Arz-ı Mev'ud ve Büyük İsrail hedefi bir komplo teorisi mi?
İsrail'in yayılmacı hedeflerine dair son gelişmeler, Haaretz gazetesinde yayımlanan bir haber ve rejimin Maliye Bakanı Bezazel Smotriç’in açıklamalarıyla tekrar gündeme geldi. Haberde, İsrail’in esir takası müzakerelerini bir kenara bırakarak Gazze’nin ilhakını düşündüğü ve kuzey Gazze’deki operasyonların, bölge halkını güneye tehcire zorlamak için açlık ve korku stratejileri üzerine kurulu olduğu belirtilmişti. Smotriç’in Türkiye’yi hedefe koyması, bu tartışmaları Türkiye’ye de getirdi.
Netanyahu’nun hayallerine inanan yalancı şahitler: Ana akım medya, neden “Büyük İsrail’i” örtbas ediyor?
Nizar Nimr, el-Ahbar
21 Ekim 2024
“Basel Programı ‘Büyük Filistin’ ya da ‘Filistin ve komşu topraklar’ ifadesini içermelidir; aksi takdirde anlamı yoktur.”
— Davis Trietsch, Siyonist lider, 1899.
“Amacımız Lübnan, Doğu Ürdün ve Suriye’yi yok etmektir. Zayıf nokta Lübnan’dır. Sonrasında Arap Lejyonu’nu parçalayacağız, Doğu Ürdün’ü yok edeceğiz ve Suriye’yi devireceğiz; ardından Port Said, İskenderiye ve Sina’ya saldıracağız ve ilerleyeceğiz.”
— David Ben Gurion, Siyonist İsrail'in kurucusu ve ilk başbakanı, 1948.
“Litani ile İsrail arasındaki her şey İsrail ordusunun kontrolünde olmalıdır.”
— Avigdor Lieberman, İsrail Evimiz Partisi Başkanı, 2024.
“Sayda her açıdan mükemmel bir yer. Hammadde mevcut, bir limanı var, konumu uygun ve gelişime açık.”
— Chaim Weizmann, Dünya Siyonist Örgütü Başkanı ve İsrail'in ilk başkanı, 1907.
“Filistin’in tam iktisadi geleceği, Hermon Dağı eteklerinden, Ürdün Nehri kaynaklarından ve Litani Nehri’nden gelecek su tedarikine bağlıdır.”
— Chaim Weizmann, 1919.
İşgalci İsrail devleti, yayılma hedeflerini her gün sergilemekten çekinmezken, bu hayaller medyada büyük ölçüde gölgede kalıyor, özellikle Batı’da. Batı medyasının çoğunluğunun Siyonistlerin çıkarlarını nasıl desteklediğini ve işgalin anlatısını nasıl yaydığını göstermek için artık çalışmalara ya da analizlere gerek kalmadı. Son aylarda medya bu rolünü kendi eliyle gözler önüne serdi; bu sayfalarda da sık sık değinilmişti. Batı medyası, işgalin sesini büyütürken, işgal ve soykırım mağdurlarının sesini görmezden geliyor. Haber başlıklarını ve anlatıları çarpıtarak çifte standartlarını sergiliyor. Soykırımı haklı çıkarmak için yalanlar söylüyor, hikâyeler uyduruyor. Kamuoyunu yanıltıyor, hakikati çarpıtıyor ve karartıyor. İsrail devletinin uyguladığı “yakıp yıkma” stratejisi, “Dahiye Doktrini” veya “Hannibal Direktifi” gibi politikalarını açıklamayı ihmal ediyor. Bu liste uzayıp gidiyor. Fakat en büyük suç, İsrail’in işgalini genişletip “Büyük İsrail” rüyasını gerçekleştirme niyetlerini örtbas etmekte yatıyor. Üstelik bu niyetler İsrail’in üst düzey yetkilileri tarafından açıkça ilan edilmiş ve geniş çapta yayılmış durumda, hatta askerler üniformalarına bu hayali haritayı bile ekliyorlar!

Veri kesiti:
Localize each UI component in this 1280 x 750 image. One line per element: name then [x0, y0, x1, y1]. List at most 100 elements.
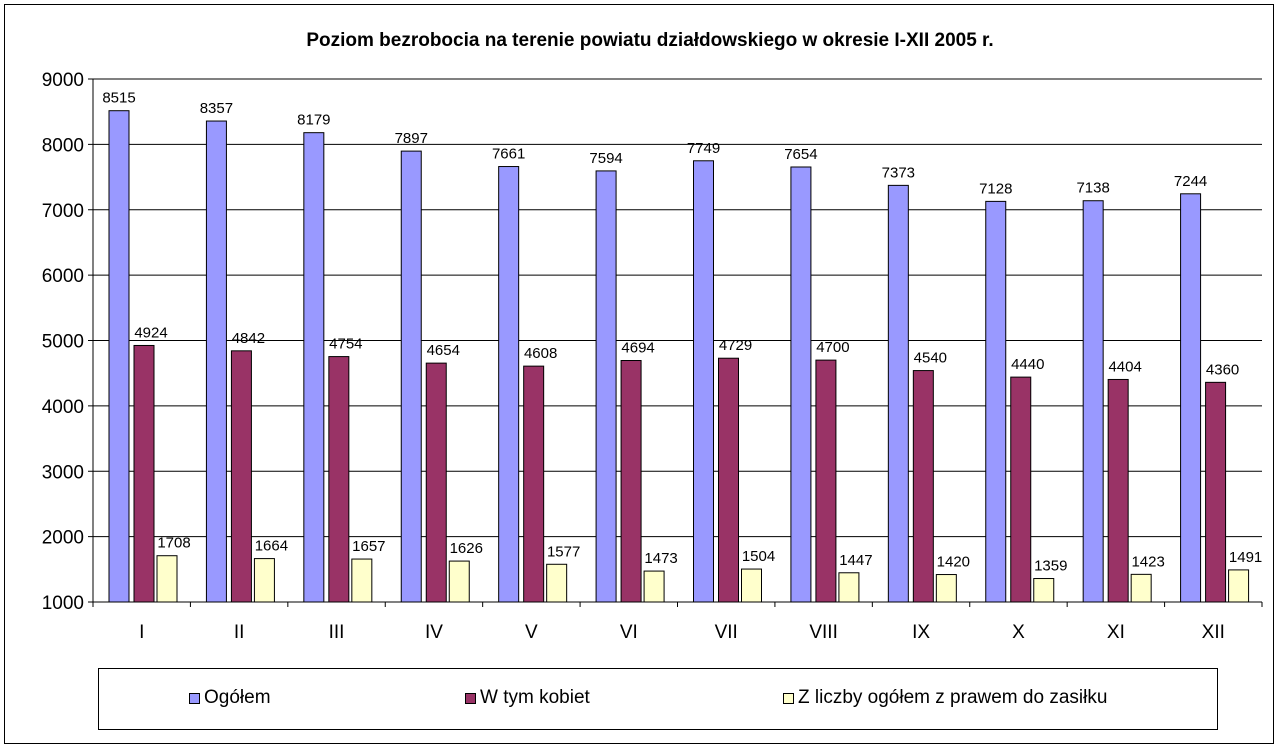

Yapılacak görev: Büyük İsrail hedefini ele alan yazıda "Netanyahu’nun hayallerine inanan" ile başlayıp "Siyonist lider, 1899." ifadesine kadar süren bölümü, tek harfini bile değiştirmeden kopyalar mısın?

Sorunun çözümü:
Netanyahu’nun hayallerine inanan yalancı şahitler: Ana akım medya, neden “Büyük İsrail’i” örtbas ediyor?
Nizar Nimr, el-Ahbar
21 Ekim 2024
“Basel Programı ‘Büyük Filistin’ ya da ‘Filistin ve komşu topraklar’ ifadesini içermelidir; aksi takdirde anlamı yoktur.”
— Davis Trietsch, Siyonist lider, 1899.